→ **Dataset extract**:
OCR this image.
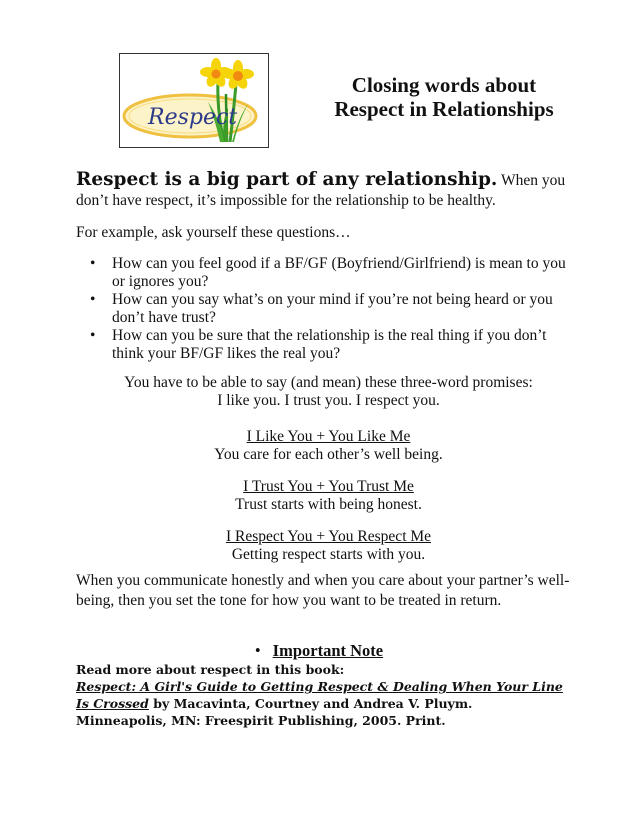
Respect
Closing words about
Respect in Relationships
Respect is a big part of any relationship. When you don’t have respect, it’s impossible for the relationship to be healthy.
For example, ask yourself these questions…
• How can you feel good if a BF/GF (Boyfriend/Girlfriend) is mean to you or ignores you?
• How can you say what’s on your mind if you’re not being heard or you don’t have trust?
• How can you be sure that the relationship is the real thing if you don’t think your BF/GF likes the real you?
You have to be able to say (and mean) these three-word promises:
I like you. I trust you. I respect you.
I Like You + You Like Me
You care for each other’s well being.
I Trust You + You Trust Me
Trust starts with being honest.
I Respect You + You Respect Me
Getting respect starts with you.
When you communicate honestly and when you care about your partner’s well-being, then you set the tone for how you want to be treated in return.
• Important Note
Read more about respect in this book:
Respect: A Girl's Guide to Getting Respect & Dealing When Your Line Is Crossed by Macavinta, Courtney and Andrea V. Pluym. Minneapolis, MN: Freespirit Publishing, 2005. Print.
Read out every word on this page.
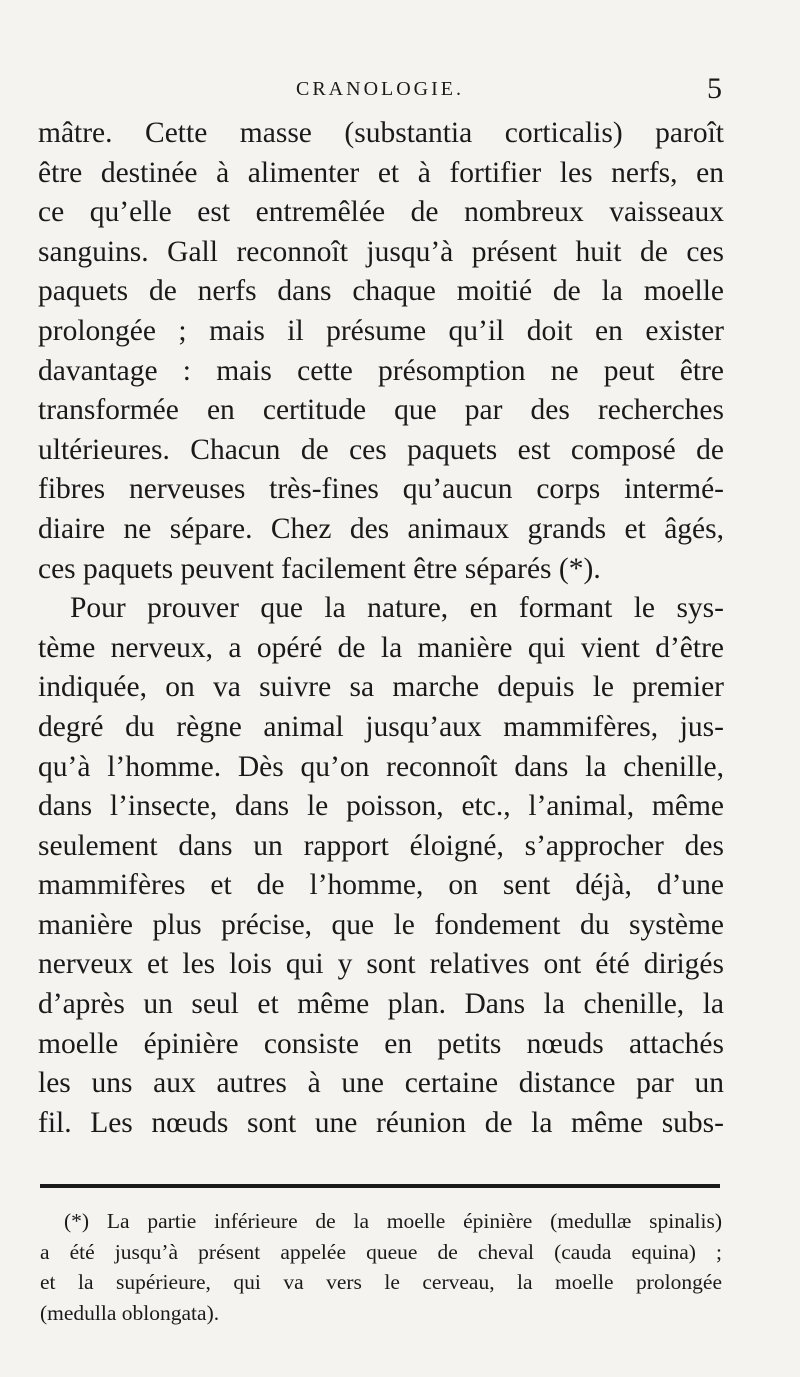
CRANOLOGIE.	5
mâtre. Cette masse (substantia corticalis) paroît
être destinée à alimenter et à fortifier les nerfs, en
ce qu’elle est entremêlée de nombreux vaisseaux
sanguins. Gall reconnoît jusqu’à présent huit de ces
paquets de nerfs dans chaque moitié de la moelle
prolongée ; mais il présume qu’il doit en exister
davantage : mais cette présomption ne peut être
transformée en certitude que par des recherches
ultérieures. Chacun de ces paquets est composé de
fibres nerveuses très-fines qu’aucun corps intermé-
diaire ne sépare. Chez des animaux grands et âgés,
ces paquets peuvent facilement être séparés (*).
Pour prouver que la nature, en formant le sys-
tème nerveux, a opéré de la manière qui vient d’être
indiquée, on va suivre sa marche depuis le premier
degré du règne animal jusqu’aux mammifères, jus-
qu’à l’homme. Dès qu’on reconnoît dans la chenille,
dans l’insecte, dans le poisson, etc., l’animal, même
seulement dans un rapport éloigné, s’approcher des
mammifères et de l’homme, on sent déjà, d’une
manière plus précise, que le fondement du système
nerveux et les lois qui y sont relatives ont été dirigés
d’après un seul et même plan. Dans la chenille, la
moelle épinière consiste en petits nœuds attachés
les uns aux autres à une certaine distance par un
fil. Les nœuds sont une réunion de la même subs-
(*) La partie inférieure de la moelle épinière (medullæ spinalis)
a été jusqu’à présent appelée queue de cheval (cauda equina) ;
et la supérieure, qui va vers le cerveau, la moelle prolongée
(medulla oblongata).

→ **What you are asked to do**:
Check each line above for the word "paquets" and say how many have it, with nothing else.

→ **The output**:
3